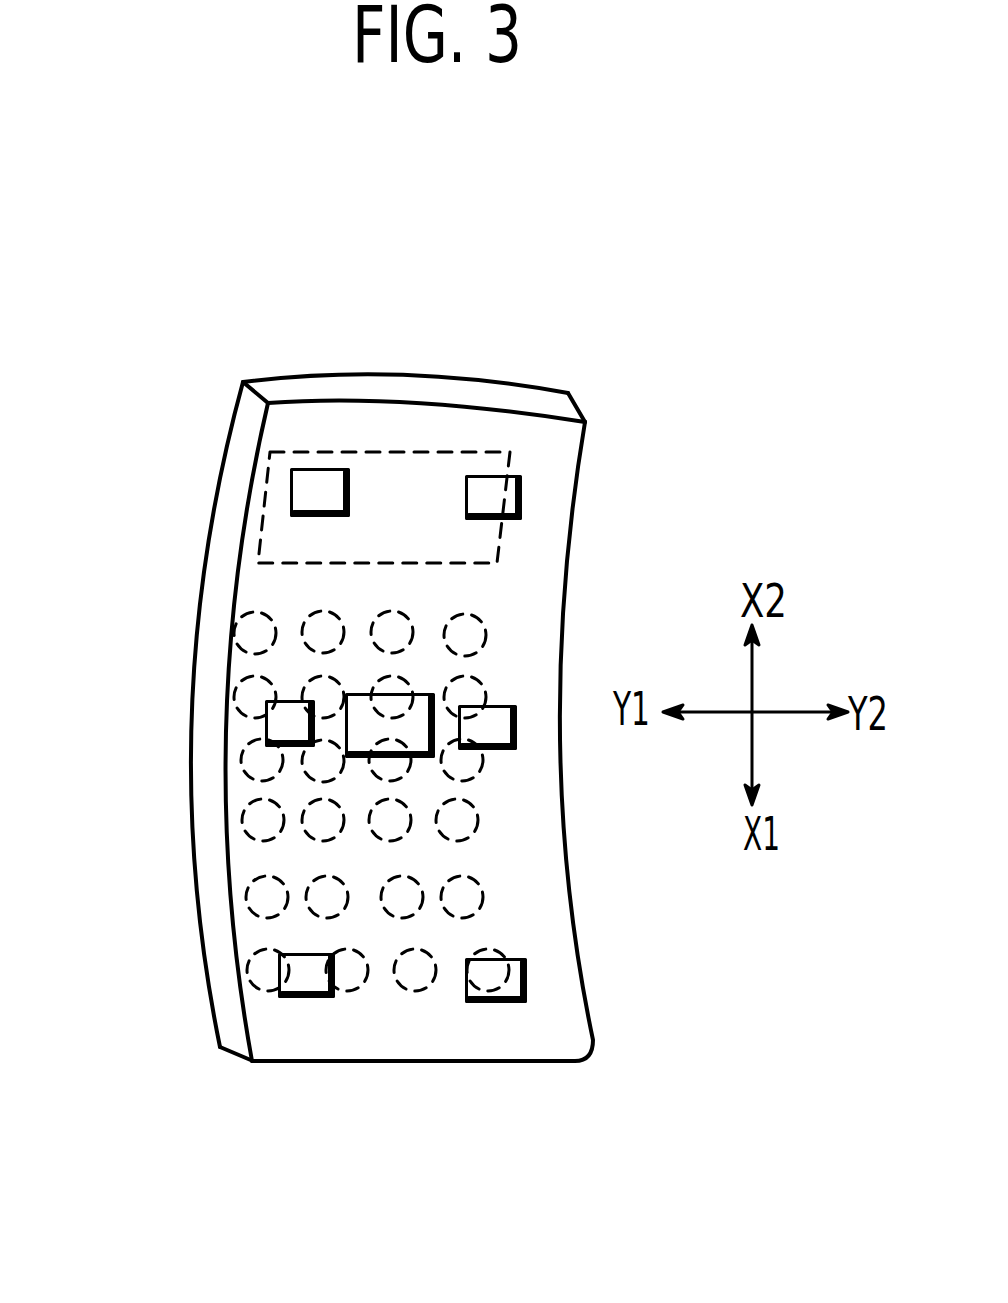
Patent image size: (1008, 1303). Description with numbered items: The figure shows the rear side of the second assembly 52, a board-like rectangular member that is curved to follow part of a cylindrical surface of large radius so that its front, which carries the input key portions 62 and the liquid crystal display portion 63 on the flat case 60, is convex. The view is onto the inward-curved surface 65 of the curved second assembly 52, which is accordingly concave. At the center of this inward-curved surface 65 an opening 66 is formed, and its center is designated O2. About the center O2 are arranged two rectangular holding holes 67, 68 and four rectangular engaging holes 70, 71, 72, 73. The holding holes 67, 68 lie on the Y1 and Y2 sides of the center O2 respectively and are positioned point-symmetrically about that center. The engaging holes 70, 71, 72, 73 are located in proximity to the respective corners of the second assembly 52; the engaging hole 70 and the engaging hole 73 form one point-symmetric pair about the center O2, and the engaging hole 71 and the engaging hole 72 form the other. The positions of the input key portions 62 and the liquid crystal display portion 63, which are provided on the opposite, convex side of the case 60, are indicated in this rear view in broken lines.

The second assembly 52 is at (575, 285).
The case 60 is at (197, 640).
The input key portions 62 is at (247, 833).
The liquid crystal display portion 63 is at (265, 533).
The inward-curved surface 65 is at (443, 1038).
The opening 66 is at (413, 720).
The holding hole 67 is at (270, 726).
The holding hole 68 is at (517, 730).
The engaging hole 70 is at (297, 485).
The engaging hole 71 is at (513, 493).
The engaging hole 72 is at (297, 980).
The engaging hole 73 is at (512, 992).
The center O2 is at (387, 723).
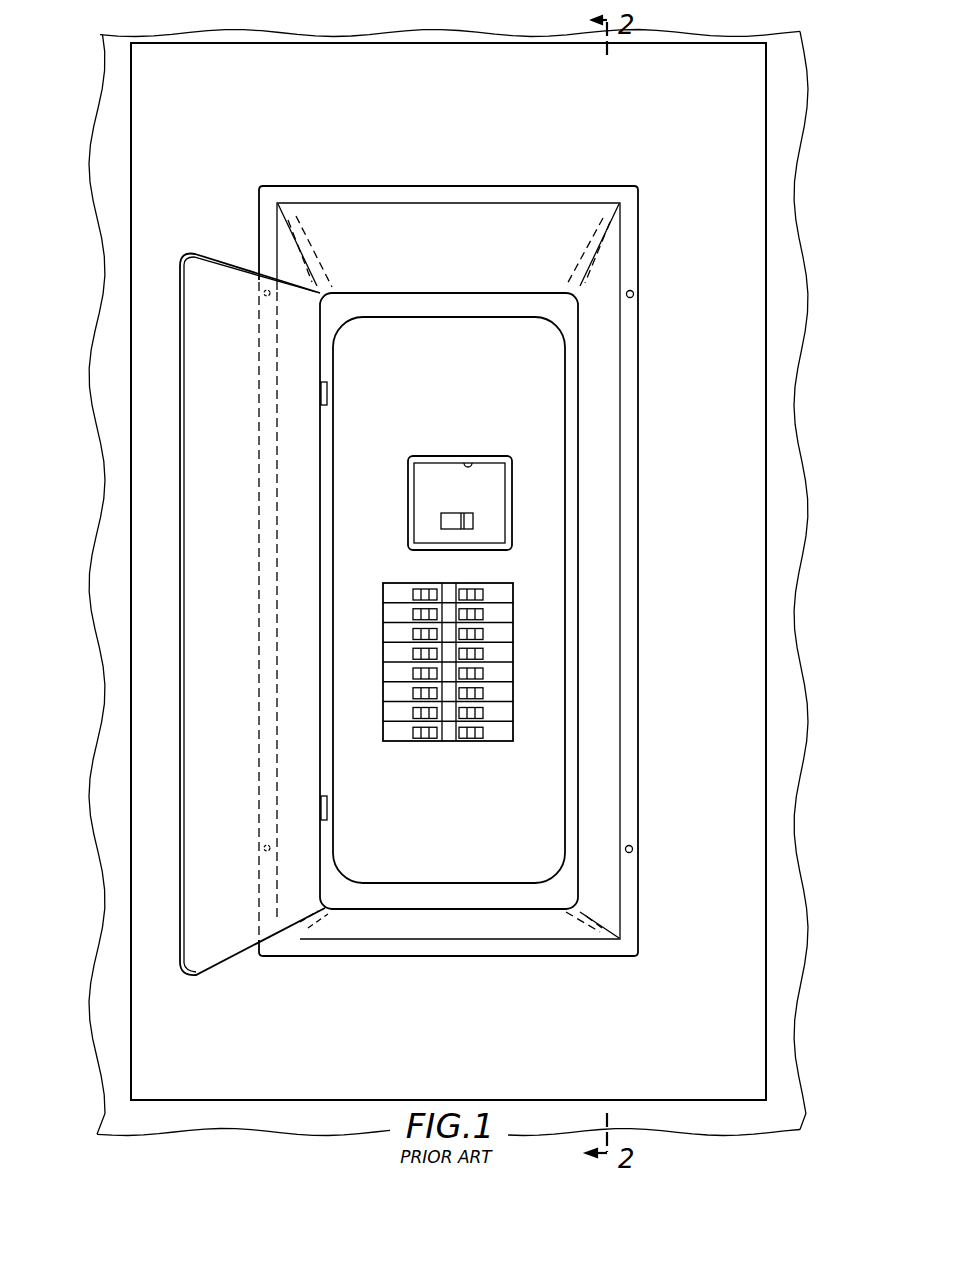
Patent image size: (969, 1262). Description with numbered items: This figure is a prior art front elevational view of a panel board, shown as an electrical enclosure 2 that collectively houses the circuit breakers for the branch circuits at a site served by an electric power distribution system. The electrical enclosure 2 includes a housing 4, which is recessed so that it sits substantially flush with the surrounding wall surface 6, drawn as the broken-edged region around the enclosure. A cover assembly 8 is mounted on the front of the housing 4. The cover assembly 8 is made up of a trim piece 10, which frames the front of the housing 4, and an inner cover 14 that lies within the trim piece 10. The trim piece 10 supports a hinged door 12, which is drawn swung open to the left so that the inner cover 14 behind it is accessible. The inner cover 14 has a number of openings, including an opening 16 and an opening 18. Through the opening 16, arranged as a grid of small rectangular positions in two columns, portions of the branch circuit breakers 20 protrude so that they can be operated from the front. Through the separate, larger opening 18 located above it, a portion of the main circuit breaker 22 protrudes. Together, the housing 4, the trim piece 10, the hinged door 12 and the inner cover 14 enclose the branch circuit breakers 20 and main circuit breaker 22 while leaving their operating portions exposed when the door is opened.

The electrical enclosure 2 is at (710, 108).
The housing 4 is at (434, 192).
The wall surface 6 is at (103, 38).
The cover assembly 8 is at (116, 118).
The trim piece 10 is at (748, 113).
The hinged door 12 is at (224, 273).
The inner cover 14 is at (553, 388).
The opening 16 is at (508, 656).
The opening 18 is at (472, 466).
The branch circuit breakers 20 is at (385, 590).
The main circuit breaker 22 is at (493, 490).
● ● ● ● ● ● ●
- Problem statement
Write out all the rows above again, changing every "Patent image size" to "Drawing size" and keeping everything else the same. Leave the pictures out.

- Result for this task
Drawing size: (1008, 1303). Description with numbered items: The figure shows the rear side of the second assembly 52, a board-like rectangular member that is curved to follow part of a cylindrical surface of large radius so that its front, which carries the input key portions 62 and the liquid crystal display portion 63 on the flat case 60, is convex. The view is onto the inward-curved surface 65 of the curved second assembly 52, which is accordingly concave. At the center of this inward-curved surface 65 an opening 66 is formed, and its center is designated O2. About the center O2 are arranged two rectangular holding holes 67, 68 and four rectangular engaging holes 70, 71, 72, 73. The holding holes 67, 68 lie on the Y1 and Y2 sides of the center O2 respectively and are positioned point-symmetrically about that center. The engaging holes 70, 71, 72, 73 are located in proximity to the respective corners of the second assembly 52; the engaging hole 70 and the engaging hole 73 form one point-symmetric pair about the center O2, and the engaging hole 71 and the engaging hole 72 form the other. The positions of the input key portions 62 and the liquid crystal display portion 63, which are provided on the opposite, convex side of the case 60, are indicated in this rear view in broken lines.

The second assembly 52 is at (575, 285).
The case 60 is at (197, 640).
The input key portions 62 is at (247, 833).
The liquid crystal display portion 63 is at (265, 533).
The inward-curved surface 65 is at (443, 1038).
The opening 66 is at (413, 720).
The holding hole 67 is at (270, 726).
The holding hole 68 is at (517, 730).
The engaging hole 70 is at (297, 485).
The engaging hole 71 is at (513, 493).
The engaging hole 72 is at (297, 980).
The engaging hole 73 is at (512, 992).
The center O2 is at (387, 723).
Drawing size: (969, 1262). Description with numbered items: This figure is a prior art front elevational view of a panel board, shown as an electrical enclosure 2 that collectively houses the circuit breakers for the branch circuits at a site served by an electric power distribution system. The electrical enclosure 2 includes a housing 4, which is recessed so that it sits substantially flush with the surrounding wall surface 6, drawn as the broken-edged region around the enclosure. A cover assembly 8 is mounted on the front of the housing 4. The cover assembly 8 is made up of a trim piece 10, which frames the front of the housing 4, and an inner cover 14 that lies within the trim piece 10. The trim piece 10 supports a hinged door 12, which is drawn swung open to the left so that the inner cover 14 behind it is accessible. The inner cover 14 has a number of openings, including an opening 16 and an opening 18. Through the opening 16, arranged as a grid of small rectangular positions in two columns, portions of the branch circuit breakers 20 protrude so that they can be operated from the front. Through the separate, larger opening 18 located above it, a portion of the main circuit breaker 22 protrudes. Together, the housing 4, the trim piece 10, the hinged door 12 and the inner cover 14 enclose the branch circuit breakers 20 and main circuit breaker 22 while leaving their operating portions exposed when the door is opened.

The electrical enclosure 2 is at (710, 108).
The housing 4 is at (434, 192).
The wall surface 6 is at (103, 38).
The cover assembly 8 is at (116, 118).
The trim piece 10 is at (748, 113).
The hinged door 12 is at (224, 273).
The inner cover 14 is at (553, 388).
The opening 16 is at (508, 656).
The opening 18 is at (472, 466).
The branch circuit breakers 20 is at (385, 590).
The main circuit breaker 22 is at (493, 490).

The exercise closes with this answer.